* [AIM OF THE EXERCISE]
Search the data for the word "type" and copy every line that contains it.

* [LISTING]
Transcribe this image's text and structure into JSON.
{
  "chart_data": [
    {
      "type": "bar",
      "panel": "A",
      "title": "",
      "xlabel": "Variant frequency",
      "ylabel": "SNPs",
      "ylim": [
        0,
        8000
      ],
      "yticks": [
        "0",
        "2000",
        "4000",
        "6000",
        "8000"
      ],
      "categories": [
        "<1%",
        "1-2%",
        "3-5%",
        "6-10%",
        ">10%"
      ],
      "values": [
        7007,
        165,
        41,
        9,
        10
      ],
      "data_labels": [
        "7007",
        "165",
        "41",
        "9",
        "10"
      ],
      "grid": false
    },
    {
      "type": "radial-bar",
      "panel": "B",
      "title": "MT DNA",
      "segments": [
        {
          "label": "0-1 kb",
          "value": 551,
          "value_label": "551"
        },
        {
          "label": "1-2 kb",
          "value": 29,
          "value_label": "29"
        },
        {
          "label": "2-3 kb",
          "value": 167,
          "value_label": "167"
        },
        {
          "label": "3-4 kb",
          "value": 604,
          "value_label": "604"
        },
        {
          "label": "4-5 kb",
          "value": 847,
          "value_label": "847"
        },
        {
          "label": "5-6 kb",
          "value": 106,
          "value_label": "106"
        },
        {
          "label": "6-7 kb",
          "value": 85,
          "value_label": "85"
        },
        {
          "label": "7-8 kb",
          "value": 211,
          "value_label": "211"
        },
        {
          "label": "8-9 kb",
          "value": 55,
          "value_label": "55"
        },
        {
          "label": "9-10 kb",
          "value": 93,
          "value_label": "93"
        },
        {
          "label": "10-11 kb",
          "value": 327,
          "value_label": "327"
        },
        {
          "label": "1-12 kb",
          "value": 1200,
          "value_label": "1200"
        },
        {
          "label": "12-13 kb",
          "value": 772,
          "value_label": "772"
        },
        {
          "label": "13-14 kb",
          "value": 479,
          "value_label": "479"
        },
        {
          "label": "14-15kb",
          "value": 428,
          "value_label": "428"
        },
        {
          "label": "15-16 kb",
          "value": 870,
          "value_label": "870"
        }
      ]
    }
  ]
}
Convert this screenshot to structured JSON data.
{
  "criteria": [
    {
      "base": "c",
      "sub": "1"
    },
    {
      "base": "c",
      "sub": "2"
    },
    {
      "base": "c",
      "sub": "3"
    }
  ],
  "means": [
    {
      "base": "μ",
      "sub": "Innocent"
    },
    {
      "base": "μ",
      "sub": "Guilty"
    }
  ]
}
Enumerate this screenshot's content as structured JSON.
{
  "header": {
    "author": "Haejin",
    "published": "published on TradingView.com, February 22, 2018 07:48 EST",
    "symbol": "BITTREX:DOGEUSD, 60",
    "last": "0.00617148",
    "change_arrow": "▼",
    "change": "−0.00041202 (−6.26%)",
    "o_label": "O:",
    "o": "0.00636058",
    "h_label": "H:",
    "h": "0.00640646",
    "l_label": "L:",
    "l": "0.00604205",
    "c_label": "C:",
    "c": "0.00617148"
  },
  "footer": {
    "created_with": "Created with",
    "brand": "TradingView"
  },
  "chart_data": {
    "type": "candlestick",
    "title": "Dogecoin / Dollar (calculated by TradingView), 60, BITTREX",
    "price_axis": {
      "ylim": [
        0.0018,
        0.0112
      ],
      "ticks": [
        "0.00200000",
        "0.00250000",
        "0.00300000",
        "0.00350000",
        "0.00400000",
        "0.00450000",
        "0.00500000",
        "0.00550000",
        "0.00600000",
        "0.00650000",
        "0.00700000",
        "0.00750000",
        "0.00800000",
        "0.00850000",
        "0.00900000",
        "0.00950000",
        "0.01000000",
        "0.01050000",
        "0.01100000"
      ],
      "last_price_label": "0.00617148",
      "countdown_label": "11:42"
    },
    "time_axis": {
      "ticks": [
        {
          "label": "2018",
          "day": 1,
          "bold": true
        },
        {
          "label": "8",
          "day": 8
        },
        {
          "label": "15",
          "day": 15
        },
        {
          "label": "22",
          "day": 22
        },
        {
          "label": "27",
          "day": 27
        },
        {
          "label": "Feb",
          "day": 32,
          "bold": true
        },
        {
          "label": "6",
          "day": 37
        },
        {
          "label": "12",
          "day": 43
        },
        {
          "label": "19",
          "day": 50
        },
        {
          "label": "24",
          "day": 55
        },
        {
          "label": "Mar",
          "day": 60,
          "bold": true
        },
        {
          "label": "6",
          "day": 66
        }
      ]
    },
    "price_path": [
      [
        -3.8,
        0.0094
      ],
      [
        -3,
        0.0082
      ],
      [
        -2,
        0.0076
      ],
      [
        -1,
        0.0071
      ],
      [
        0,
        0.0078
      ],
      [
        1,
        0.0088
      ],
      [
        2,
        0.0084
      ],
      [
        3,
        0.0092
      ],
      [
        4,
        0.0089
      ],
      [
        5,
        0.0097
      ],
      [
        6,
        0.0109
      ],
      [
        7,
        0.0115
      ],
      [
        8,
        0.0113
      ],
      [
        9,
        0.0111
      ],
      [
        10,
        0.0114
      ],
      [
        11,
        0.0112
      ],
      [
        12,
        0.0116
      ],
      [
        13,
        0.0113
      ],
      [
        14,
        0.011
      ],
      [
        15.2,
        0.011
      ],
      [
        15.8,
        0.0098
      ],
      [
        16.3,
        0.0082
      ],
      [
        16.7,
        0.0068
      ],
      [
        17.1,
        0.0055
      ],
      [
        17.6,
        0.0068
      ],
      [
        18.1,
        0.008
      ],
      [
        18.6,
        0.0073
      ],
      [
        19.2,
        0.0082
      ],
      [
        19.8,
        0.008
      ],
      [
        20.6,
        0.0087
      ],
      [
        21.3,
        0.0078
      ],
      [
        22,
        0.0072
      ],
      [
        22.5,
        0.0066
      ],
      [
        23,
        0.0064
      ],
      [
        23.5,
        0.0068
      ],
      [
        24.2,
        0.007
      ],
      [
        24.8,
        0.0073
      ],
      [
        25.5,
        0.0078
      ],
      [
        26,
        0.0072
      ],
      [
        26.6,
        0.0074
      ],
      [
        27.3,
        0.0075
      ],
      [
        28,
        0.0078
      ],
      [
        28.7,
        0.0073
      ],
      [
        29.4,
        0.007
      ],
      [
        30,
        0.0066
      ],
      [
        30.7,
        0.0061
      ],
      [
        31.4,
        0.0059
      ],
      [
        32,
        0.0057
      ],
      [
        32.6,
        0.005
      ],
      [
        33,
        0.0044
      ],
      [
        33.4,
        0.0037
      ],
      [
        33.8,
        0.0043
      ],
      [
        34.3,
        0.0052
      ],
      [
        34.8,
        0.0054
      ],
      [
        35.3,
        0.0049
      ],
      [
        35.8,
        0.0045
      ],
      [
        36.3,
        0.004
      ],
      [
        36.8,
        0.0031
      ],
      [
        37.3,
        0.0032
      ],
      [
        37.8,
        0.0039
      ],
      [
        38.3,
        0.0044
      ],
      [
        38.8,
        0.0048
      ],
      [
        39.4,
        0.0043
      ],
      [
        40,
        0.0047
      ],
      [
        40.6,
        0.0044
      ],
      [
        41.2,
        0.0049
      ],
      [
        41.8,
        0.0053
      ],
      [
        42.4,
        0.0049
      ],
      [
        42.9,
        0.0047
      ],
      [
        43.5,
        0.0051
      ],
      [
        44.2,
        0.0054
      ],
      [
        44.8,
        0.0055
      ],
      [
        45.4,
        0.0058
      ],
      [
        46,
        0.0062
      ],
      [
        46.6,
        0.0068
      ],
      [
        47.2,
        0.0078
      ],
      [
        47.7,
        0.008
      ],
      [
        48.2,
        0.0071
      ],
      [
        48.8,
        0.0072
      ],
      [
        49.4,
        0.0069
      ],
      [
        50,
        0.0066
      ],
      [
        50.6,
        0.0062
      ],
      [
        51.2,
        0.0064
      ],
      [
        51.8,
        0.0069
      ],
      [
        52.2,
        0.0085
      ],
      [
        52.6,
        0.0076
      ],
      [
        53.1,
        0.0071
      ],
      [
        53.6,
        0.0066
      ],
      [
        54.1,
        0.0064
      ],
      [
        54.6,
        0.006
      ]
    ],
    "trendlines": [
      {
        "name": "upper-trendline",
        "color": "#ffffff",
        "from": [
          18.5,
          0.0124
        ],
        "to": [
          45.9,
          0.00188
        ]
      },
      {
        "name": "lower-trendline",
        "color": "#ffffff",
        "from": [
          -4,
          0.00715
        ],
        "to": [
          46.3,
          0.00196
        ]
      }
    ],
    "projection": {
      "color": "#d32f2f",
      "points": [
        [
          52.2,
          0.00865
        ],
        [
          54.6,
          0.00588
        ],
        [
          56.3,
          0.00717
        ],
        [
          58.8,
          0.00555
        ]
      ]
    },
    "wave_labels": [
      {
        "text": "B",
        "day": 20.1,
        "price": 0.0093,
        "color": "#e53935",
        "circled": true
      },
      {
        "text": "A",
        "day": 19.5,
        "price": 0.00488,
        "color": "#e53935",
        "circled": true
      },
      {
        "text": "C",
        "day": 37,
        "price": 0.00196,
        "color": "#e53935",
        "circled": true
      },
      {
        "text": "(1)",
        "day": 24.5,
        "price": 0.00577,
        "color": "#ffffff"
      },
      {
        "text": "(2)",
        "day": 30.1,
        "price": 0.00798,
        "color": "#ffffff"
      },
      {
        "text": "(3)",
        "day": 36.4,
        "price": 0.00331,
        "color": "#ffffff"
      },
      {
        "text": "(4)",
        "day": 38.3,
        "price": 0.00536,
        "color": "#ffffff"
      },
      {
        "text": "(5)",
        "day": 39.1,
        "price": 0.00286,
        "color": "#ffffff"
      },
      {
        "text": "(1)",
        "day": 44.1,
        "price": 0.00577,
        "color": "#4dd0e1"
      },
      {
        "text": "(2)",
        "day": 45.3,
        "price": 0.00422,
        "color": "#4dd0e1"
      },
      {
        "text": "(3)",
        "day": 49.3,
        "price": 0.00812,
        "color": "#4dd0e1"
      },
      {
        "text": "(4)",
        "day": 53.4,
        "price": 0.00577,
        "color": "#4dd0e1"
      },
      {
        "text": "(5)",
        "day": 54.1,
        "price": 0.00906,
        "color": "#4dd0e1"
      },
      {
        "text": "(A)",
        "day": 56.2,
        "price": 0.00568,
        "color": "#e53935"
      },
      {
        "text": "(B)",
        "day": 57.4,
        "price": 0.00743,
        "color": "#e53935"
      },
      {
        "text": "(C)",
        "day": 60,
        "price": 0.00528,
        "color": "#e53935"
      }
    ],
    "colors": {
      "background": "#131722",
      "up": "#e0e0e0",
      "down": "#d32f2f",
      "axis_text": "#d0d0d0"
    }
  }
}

* [EXPECTED OUTPUT]
      "type": "bar",
      "type": "radial-bar",
    "type": "candlestick",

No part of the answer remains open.